Texto del documento:
=======

El crecimiento poblacional es evidente en Caño Amarillo. Casi todas las parcelas fueron divididas, algunas en cinco y hasta seis pedazos, de 10 metros de ancho por 10 metros de profundidad, vendidas entre 200 y 400 dólares, “las más baratas del municipio”, explica Cisneros. La mayoría de los habitantes actuales de Caño Amarillo tienen menos de cinco años en Santa Elena. Llegaron, a partir de 2018, desde el sureste del país buscando en la frontera con Brasil alivio para sus urgencias: revender algo: gasolina o comida; conseguir comida para la familia; ir a la mina; descargar o cargar un camión.
“Todo forastero que llega de allá afuera, llega a Caño Amarillo para no pagar alquiler”, explicó Yuly Moreno, vecina de la calle Mariscal Sucre, originaria de Ciudad Bolívar. Ella sacó la cuenta: si pagara 50 a 100 dólares de alquiler por mes, no podría comprarse “ni unas cholas”, es decir un par de sandalias brasileras de entre tres a cinco dólares. Sus pies están cubiertos de arena. “Aquí uno está negrito, pero gordito”.

=======

Datos registrados:
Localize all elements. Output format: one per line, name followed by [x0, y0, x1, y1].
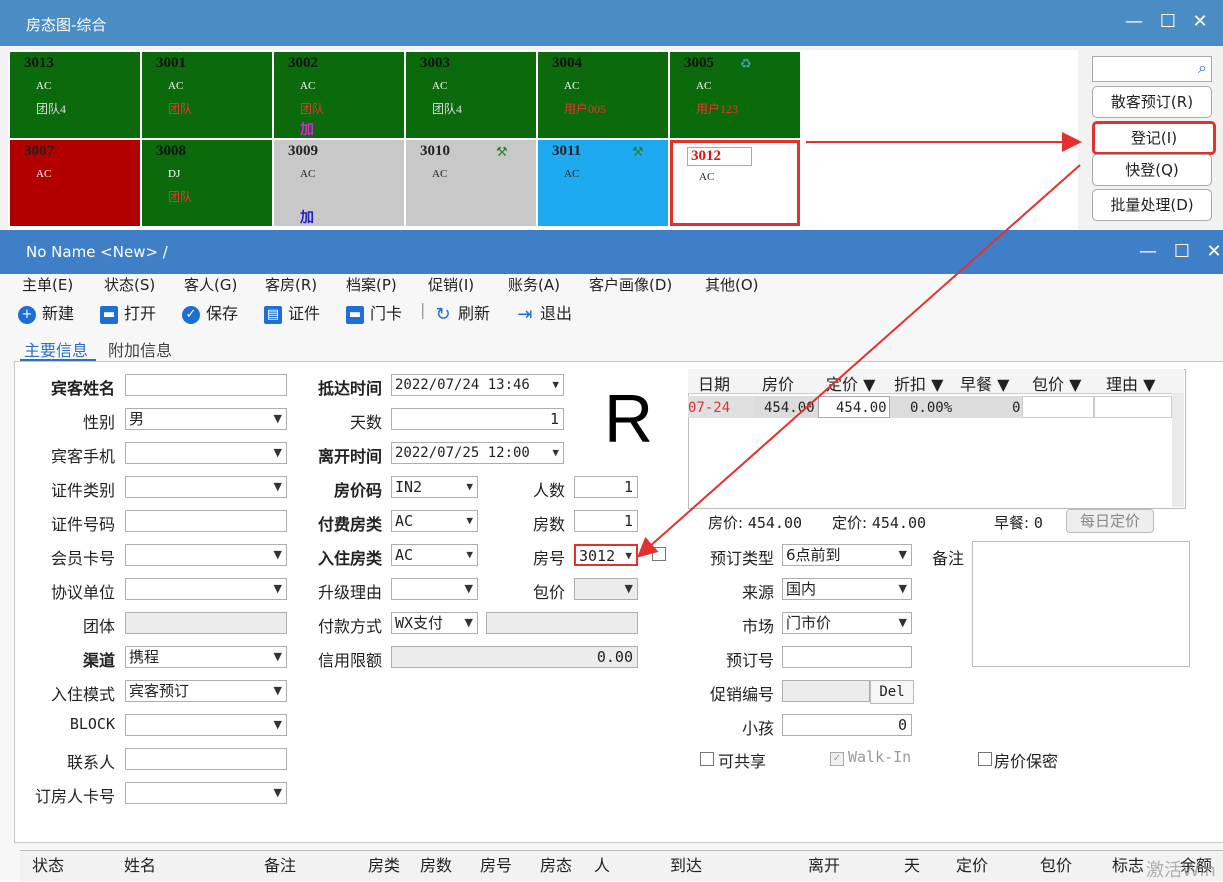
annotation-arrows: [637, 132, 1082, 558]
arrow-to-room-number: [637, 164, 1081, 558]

=======

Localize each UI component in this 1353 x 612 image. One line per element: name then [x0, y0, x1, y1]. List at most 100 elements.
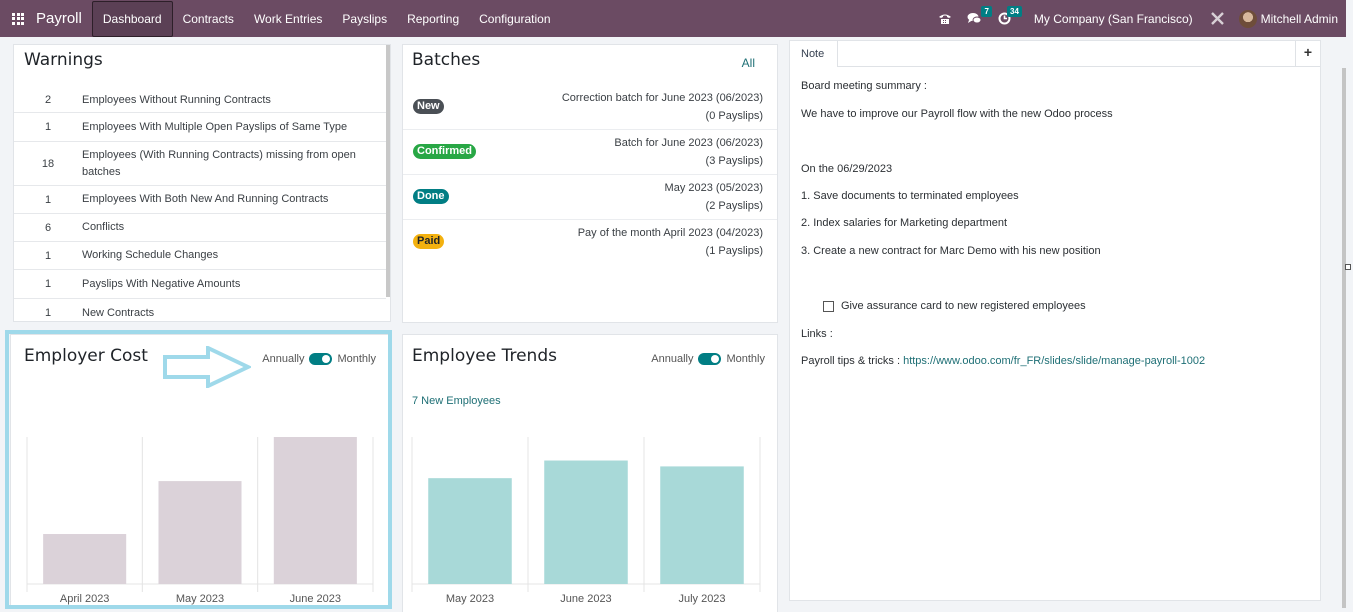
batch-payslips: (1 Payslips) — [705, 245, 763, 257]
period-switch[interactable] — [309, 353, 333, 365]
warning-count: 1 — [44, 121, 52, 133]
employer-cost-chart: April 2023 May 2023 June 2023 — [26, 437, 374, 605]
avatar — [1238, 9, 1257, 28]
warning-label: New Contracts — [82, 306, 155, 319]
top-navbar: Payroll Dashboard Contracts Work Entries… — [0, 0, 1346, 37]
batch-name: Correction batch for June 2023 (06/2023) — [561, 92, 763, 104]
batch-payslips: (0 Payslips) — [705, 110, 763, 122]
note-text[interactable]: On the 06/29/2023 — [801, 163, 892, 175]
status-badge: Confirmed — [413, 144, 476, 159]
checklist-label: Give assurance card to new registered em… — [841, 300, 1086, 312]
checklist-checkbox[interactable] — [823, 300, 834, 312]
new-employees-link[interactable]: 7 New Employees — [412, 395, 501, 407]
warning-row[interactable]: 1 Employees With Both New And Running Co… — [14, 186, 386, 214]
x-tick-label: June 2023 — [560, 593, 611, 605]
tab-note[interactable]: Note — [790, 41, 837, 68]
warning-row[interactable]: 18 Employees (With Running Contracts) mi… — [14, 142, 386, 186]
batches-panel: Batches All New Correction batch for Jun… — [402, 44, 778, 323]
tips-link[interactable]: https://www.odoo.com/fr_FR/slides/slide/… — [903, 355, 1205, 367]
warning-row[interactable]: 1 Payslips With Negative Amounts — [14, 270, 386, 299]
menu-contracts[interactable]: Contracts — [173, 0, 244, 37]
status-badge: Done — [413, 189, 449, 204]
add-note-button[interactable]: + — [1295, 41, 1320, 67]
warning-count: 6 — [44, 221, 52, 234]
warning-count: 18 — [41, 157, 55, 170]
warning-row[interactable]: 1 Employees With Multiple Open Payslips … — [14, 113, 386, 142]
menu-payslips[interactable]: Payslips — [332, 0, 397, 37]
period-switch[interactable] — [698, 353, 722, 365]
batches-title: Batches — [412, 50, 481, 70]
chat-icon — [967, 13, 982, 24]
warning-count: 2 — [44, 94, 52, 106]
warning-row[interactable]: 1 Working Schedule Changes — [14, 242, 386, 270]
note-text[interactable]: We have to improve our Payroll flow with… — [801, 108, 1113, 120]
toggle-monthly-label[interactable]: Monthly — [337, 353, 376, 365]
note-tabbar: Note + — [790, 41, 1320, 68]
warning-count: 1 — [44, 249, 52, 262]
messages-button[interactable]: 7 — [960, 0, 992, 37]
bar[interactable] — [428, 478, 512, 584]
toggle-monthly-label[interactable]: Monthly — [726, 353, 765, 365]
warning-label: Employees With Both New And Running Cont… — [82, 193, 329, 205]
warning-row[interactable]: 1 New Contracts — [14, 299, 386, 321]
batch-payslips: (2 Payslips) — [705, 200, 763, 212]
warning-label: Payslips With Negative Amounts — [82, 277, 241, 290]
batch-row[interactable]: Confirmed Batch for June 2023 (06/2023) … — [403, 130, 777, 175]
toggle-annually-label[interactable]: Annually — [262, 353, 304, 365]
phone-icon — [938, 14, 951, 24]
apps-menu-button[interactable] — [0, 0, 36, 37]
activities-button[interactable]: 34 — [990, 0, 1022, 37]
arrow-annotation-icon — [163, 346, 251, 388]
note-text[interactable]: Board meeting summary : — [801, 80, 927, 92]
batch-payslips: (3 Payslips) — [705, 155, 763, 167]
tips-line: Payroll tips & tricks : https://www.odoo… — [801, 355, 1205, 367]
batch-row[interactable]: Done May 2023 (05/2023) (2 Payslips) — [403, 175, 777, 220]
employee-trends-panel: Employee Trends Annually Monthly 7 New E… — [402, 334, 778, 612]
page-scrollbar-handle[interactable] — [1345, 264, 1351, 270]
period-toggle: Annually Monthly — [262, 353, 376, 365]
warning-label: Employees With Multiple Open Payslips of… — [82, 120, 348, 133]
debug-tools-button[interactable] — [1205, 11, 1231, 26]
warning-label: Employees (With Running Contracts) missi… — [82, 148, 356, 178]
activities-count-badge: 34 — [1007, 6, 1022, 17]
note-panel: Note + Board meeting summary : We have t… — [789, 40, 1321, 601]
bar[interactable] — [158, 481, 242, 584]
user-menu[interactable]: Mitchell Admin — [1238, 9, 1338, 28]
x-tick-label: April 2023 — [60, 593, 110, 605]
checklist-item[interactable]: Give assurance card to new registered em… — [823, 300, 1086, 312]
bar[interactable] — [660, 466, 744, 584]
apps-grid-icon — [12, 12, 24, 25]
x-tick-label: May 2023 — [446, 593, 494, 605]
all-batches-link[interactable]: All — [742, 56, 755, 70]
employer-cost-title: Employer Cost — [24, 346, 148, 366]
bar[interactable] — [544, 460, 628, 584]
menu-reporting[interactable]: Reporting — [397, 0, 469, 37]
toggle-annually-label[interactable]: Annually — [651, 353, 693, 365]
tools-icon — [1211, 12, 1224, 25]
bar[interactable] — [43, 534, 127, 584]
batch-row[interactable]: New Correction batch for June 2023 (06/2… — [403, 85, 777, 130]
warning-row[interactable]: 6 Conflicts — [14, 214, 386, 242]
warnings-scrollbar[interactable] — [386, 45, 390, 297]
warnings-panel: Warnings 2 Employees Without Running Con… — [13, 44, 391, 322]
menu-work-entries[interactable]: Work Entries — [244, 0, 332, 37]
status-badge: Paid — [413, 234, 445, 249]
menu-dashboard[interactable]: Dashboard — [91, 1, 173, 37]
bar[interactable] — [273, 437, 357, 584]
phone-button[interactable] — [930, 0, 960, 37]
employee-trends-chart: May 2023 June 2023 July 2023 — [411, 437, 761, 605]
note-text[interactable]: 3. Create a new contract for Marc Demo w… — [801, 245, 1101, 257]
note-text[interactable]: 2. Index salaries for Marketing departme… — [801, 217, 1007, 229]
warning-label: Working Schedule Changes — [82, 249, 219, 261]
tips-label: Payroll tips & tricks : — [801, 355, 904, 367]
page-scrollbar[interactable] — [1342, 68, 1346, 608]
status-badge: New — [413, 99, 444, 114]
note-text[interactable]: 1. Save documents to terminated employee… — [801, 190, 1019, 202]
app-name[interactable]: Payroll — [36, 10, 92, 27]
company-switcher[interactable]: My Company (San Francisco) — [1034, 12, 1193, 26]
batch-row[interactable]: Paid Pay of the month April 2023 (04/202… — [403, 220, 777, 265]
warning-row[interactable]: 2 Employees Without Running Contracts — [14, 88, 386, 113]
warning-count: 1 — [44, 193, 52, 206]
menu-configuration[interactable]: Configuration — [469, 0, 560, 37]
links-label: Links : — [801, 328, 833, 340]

=======

Tareas propuestas:
**a)** Reproduce el pasaje del texto sobre Caño Amarillo que empieza en las palabras "El crecimiento poblacional" y termina tras "cargar un camión.", con "parcelas" renombrado como "terrenos".
**b)** Enumera todos los nombres propios de lugares que aparecen en el texto sobre Caño Amarillo.
Las filas proceden de una fuente distinta a la del texto.

Respuestas por tarea:
**a)**
El crecimiento poblacional es evidente en Caño Amarillo. Casi todas las terrenos fueron divididas, algunas en cinco y hasta seis pedazos, de 10 metros de ancho por 10 metros de profundidad, vendidas entre 200 y 400 dólares, “las más baratas del municipio”, explica Cisneros. La mayoría de los habitantes actuales de Caño Amarillo tienen menos de cinco años en Santa Elena. Llegaron, a partir de 2018, desde el sureste del país buscando en la frontera con Brasil alivio para sus urgencias: revender algo: gasolina o comida; conseguir comida para la familia; ir a la mina; descargar o cargar un camión.

**b)** Caño Amarillo, Santa Elena, Brasil, calle Mariscal Sucre, Ciudad Bolívar